» **Stated exercise**
Take every line that has the string "Global" and copy it out.

** start of Data supplied **

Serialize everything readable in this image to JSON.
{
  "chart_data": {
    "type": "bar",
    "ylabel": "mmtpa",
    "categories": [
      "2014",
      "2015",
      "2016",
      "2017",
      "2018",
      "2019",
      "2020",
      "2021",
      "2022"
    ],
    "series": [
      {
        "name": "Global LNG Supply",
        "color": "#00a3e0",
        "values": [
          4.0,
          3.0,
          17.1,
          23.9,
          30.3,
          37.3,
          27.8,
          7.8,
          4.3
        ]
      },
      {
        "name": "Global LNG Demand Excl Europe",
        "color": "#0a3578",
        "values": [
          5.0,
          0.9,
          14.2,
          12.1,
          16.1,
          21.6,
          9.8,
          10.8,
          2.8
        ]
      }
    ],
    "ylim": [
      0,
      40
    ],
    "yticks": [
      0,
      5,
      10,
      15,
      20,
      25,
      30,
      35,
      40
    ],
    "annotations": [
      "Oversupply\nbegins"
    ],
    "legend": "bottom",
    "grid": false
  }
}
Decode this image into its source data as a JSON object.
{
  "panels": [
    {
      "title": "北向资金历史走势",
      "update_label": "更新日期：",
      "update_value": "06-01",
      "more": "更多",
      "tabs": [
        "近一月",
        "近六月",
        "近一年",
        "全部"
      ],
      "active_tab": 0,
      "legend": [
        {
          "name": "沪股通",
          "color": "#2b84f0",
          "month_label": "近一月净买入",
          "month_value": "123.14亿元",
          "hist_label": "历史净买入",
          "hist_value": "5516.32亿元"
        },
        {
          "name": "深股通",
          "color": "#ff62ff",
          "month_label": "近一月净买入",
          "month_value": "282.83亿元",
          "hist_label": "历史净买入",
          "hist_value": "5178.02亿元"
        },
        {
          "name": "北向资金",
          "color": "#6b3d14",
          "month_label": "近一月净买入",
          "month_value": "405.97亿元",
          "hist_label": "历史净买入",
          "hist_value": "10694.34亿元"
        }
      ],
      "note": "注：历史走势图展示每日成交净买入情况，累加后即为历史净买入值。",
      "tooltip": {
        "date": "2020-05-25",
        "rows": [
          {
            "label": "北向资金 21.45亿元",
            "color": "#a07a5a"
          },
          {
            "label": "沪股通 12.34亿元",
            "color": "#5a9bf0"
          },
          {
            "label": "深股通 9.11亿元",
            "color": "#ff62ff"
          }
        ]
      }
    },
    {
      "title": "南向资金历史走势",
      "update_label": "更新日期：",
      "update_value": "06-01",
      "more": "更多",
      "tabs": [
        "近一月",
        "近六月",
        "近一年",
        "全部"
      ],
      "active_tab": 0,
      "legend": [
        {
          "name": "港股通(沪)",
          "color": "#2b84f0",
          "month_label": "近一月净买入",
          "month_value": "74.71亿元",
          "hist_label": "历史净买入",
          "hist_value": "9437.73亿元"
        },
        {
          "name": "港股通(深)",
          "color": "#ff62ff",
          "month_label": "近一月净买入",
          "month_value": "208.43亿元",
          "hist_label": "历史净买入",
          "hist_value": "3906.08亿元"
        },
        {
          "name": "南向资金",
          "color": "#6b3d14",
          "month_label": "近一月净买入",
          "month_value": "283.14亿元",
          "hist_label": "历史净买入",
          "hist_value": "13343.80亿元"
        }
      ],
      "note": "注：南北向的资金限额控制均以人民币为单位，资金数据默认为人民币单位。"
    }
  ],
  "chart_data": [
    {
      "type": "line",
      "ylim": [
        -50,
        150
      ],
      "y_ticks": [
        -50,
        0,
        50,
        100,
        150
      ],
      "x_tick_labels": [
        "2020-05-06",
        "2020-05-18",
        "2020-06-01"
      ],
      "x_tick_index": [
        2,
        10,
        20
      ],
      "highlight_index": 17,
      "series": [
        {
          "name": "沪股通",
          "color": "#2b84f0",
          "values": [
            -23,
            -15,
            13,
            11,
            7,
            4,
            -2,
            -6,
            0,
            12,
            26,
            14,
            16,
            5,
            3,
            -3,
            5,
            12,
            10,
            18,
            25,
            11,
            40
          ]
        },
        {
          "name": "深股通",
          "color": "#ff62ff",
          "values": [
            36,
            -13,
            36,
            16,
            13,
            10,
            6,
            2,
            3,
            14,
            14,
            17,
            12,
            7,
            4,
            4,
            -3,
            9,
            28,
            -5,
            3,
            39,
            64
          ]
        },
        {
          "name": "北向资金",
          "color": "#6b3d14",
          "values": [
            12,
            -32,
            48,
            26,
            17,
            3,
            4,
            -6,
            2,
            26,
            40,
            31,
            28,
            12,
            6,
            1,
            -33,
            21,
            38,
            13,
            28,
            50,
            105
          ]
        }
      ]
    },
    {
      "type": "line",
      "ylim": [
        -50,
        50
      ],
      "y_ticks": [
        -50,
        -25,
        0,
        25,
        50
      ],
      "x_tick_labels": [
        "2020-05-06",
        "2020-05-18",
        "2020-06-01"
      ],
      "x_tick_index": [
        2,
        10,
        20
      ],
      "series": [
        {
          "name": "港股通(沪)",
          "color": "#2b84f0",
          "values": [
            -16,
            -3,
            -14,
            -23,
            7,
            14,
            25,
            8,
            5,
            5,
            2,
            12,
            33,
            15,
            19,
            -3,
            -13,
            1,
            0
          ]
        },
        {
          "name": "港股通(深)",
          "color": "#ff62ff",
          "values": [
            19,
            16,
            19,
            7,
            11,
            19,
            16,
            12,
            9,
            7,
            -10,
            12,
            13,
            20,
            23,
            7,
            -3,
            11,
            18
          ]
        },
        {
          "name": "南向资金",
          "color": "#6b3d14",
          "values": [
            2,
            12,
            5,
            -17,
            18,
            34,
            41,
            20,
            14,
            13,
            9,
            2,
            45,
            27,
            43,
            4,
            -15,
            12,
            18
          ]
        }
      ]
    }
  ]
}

** end of Data supplied **

» **Response to the exercise**
        "name": "Global LNG Supply",
        "name": "Global LNG Demand Excl Europe",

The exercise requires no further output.